PROVIDED DATA:
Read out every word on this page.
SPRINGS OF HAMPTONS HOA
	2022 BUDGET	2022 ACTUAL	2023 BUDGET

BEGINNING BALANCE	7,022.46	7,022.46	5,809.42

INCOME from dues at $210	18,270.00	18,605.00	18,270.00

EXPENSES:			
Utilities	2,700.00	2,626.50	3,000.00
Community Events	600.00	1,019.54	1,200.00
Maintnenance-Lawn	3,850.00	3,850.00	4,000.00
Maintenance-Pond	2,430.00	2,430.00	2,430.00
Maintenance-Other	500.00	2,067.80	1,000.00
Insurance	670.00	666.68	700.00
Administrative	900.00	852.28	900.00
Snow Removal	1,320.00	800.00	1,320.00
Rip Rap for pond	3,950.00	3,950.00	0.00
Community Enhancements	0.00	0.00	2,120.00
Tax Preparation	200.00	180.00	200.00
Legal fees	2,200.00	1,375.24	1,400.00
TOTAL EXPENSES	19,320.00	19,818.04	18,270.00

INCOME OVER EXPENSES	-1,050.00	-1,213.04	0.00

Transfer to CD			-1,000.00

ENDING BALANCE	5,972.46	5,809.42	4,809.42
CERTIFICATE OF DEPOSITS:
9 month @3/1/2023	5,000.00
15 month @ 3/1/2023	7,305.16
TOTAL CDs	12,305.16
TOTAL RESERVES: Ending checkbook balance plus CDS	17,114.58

THE REQUEST:
Report the number of lines in the entries above that include the string "EXPENSES". Give nothing but the number.

RESULT OF THE TASK:
3